**Stated task**
Return each line of the records holding the string "true".
━━━━━━━━
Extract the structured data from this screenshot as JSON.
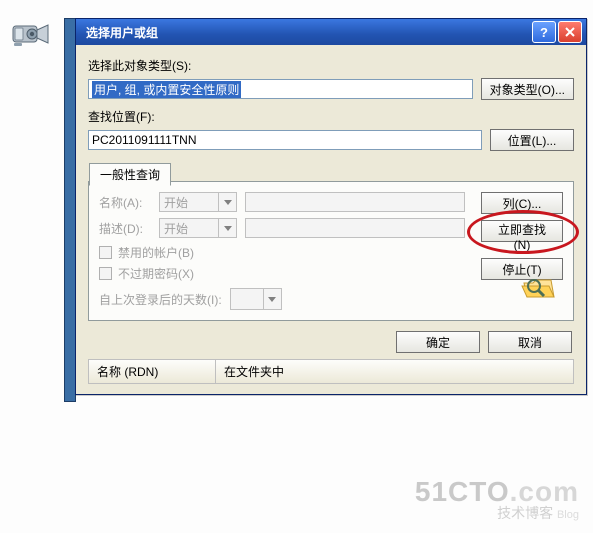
{
  "dialog": {
    "title": "选择用户或组",
    "object_type_label": "选择此对象类型(S):",
    "object_type_value": "用户, 组, 或内置安全性原则",
    "object_types_btn": "对象类型(O)...",
    "location_label": "查找位置(F):",
    "location_value": "PC2011091111TNN",
    "locations_btn": "位置(L)...",
    "tab_label": "一般性查询",
    "form": {
      "name_label": "名称(A):",
      "name_mode": "开始",
      "desc_label": "描述(D):",
      "desc_mode": "开始",
      "chk_disabled": "禁用的帐户(B)",
      "chk_noexpire": "不过期密码(X)",
      "days_label": "自上次登录后的天数(I):"
    },
    "side": {
      "columns_btn": "列(C)...",
      "find_now_btn": "立即查找(N)",
      "stop_btn": "停止(T)"
    },
    "ok_btn": "确定",
    "cancel_btn": "取消",
    "list": {
      "col1": "名称 (RDN)",
      "col2": "在文件夹中"
    }
  },
  "watermark": {
    "brand": "51CTO",
    "dot": ".com",
    "sub": "技术博客",
    "blog": "Blog"
  }
}
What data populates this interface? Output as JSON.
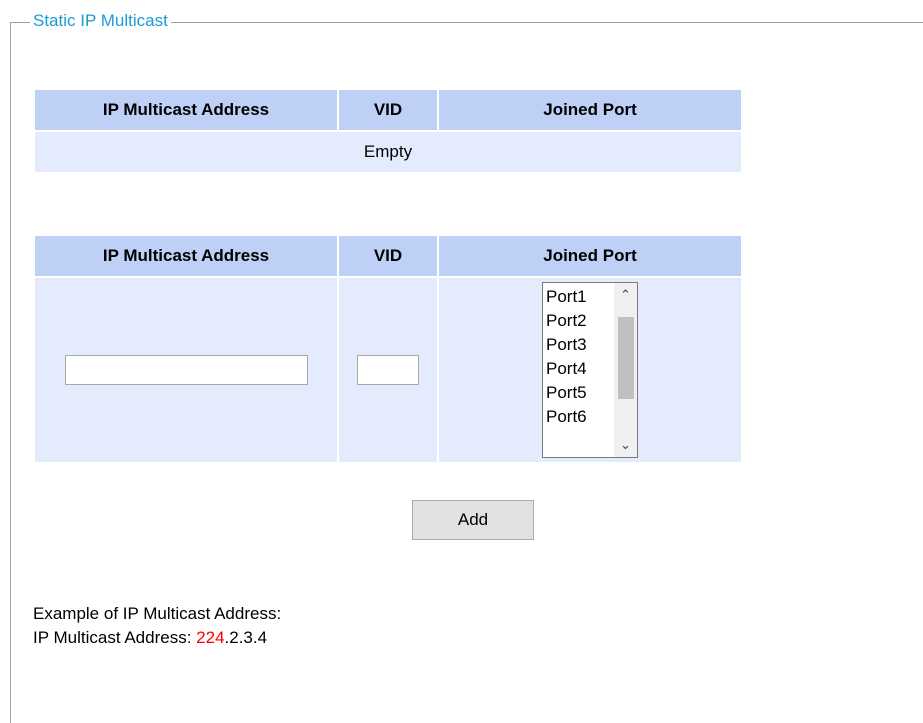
{
  "fieldset": {
    "legend": "Static IP Multicast"
  },
  "table1": {
    "headers": [
      "IP Multicast Address",
      "VID",
      "Joined Port"
    ],
    "empty_text": "Empty"
  },
  "table2": {
    "headers": [
      "IP Multicast Address",
      "VID",
      "Joined Port"
    ],
    "ip_input_value": "",
    "vid_input_value": "",
    "ports": [
      "Port1",
      "Port2",
      "Port3",
      "Port4",
      "Port5",
      "Port6"
    ]
  },
  "add_button": {
    "label": "Add"
  },
  "example": {
    "title": "Example of IP Multicast Address:",
    "prefix": "IP Multicast Address: ",
    "highlight": "224",
    "suffix": ".2.3.4",
    "highlight_color": "#ff0000"
  }
}
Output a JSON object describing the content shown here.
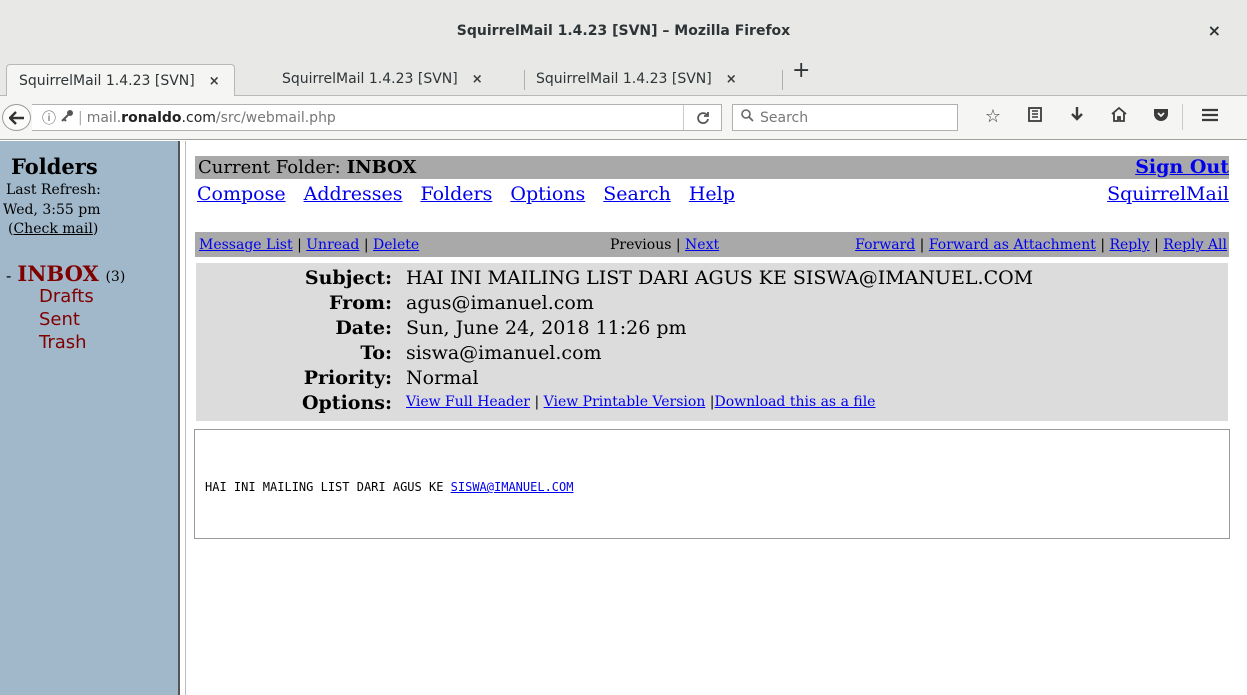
{
  "window": {
    "title": "SquirrelMail 1.4.23 [SVN] – Mozilla Firefox",
    "close_glyph": "×"
  },
  "tabs": [
    {
      "label": "SquirrelMail 1.4.23 [SVN]",
      "active": true,
      "close_glyph": "×"
    },
    {
      "label": "SquirrelMail 1.4.23 [SVN]",
      "active": false,
      "close_glyph": "×"
    },
    {
      "label": "SquirrelMail 1.4.23 [SVN]",
      "active": false,
      "close_glyph": "×"
    }
  ],
  "new_tab_glyph": "+",
  "navbar": {
    "url_host_prefix": "mail.",
    "url_host_bold": "ronaldo",
    "url_host_suffix": ".com",
    "url_path": "/src/webmail.php",
    "search_placeholder": "Search",
    "icons": [
      "bookmark-star-icon",
      "reading-list-icon",
      "download-icon",
      "home-icon",
      "pocket-icon",
      "menu-icon"
    ]
  },
  "sidebar": {
    "heading": "Folders",
    "last_refresh_label": "Last Refresh:",
    "last_refresh_value": "Wed, 3:55 pm",
    "check_mail_open": "(",
    "check_mail": "Check mail",
    "check_mail_close": ")",
    "inbox_dash": "-",
    "inbox_label": "INBOX",
    "inbox_count": "(3)",
    "folders": [
      "Drafts",
      "Sent",
      "Trash"
    ],
    "folder_color": "#800000",
    "background": "#a1b8cb"
  },
  "main": {
    "current_folder_label": "Current Folder:",
    "current_folder_value": "INBOX",
    "sign_out": "Sign Out",
    "menu": [
      "Compose",
      "Addresses",
      "Folders",
      "Options",
      "Search",
      "Help"
    ],
    "brand_link": "SquirrelMail",
    "message_nav": {
      "message_list": "Message List",
      "unread": "Unread",
      "delete": "Delete",
      "previous": "Previous",
      "next": "Next",
      "forward": "Forward",
      "forward_attachment": "Forward as Attachment",
      "reply": "Reply",
      "reply_all": "Reply All",
      "separator": "|"
    },
    "headers": [
      {
        "key": "Subject:",
        "value": "HAI INI MAILING LIST DARI AGUS KE SISWA@IMANUEL.COM"
      },
      {
        "key": "From:",
        "value": "agus@imanuel.com"
      },
      {
        "key": "Date:",
        "value": "Sun, June 24, 2018 11:26 pm"
      },
      {
        "key": "To:",
        "value": "siswa@imanuel.com"
      },
      {
        "key": "Priority:",
        "value": "Normal"
      }
    ],
    "options_label": "Options:",
    "options": {
      "view_full_header": "View Full Header",
      "view_printable": "View Printable Version",
      "download": "Download this as a file",
      "separator": "|"
    },
    "body_text": "HAI INI MAILING LIST DARI AGUS KE",
    "body_link": "SISWA@IMANUEL.COM"
  },
  "colors": {
    "link": "#0000ee",
    "bar_gray": "#a9a9a9",
    "header_box": "#dcdcdc"
  }
}
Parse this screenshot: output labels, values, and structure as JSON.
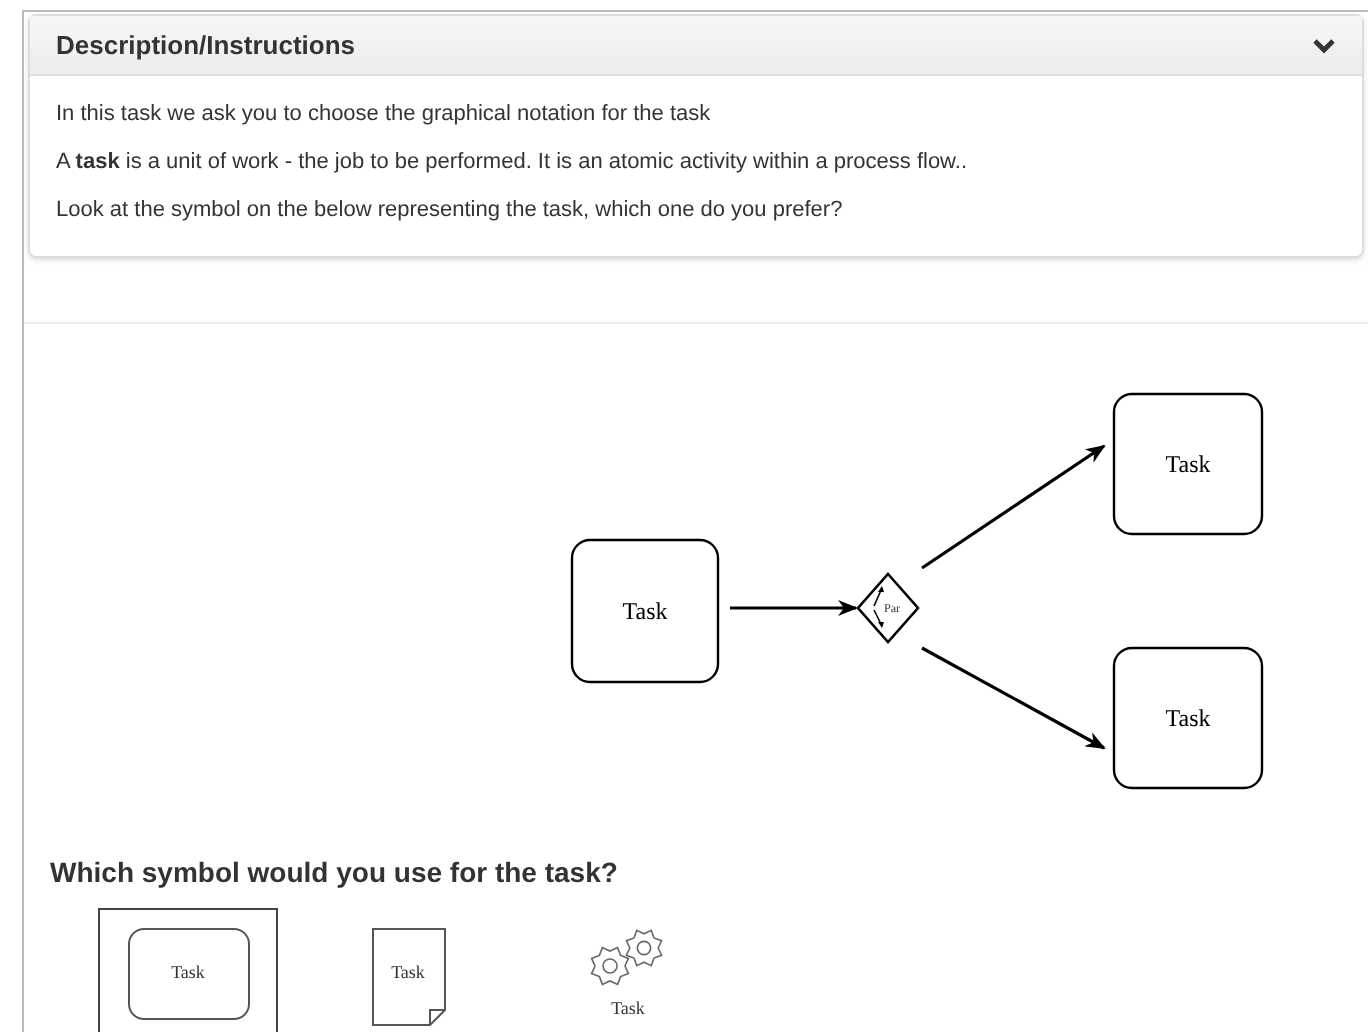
{
  "panel": {
    "title": "Description/Instructions",
    "expanded": true,
    "paragraphs": [
      "In this task we ask you to choose the graphical notation for the task",
      "A **task** is a unit of work - the job to be performed. It is an atomic activity within a process flow..",
      "Look at the symbol on the below representing the task, which one do you prefer?"
    ]
  },
  "diagram": {
    "tasks": [
      {
        "label": "Task"
      },
      {
        "label": "Task"
      },
      {
        "label": "Task"
      }
    ],
    "gateway": {
      "label": "Par"
    }
  },
  "question": "Which symbol would you use for the task?",
  "options": [
    {
      "kind": "rounded",
      "label": "Task",
      "selected": true
    },
    {
      "kind": "page",
      "label": "Task",
      "selected": false
    },
    {
      "kind": "gears",
      "label": "Task",
      "selected": false
    }
  ]
}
━━━━━━━━
**Answer for this exercise**
      "active": true,
    "expanded": true,
      "selected": true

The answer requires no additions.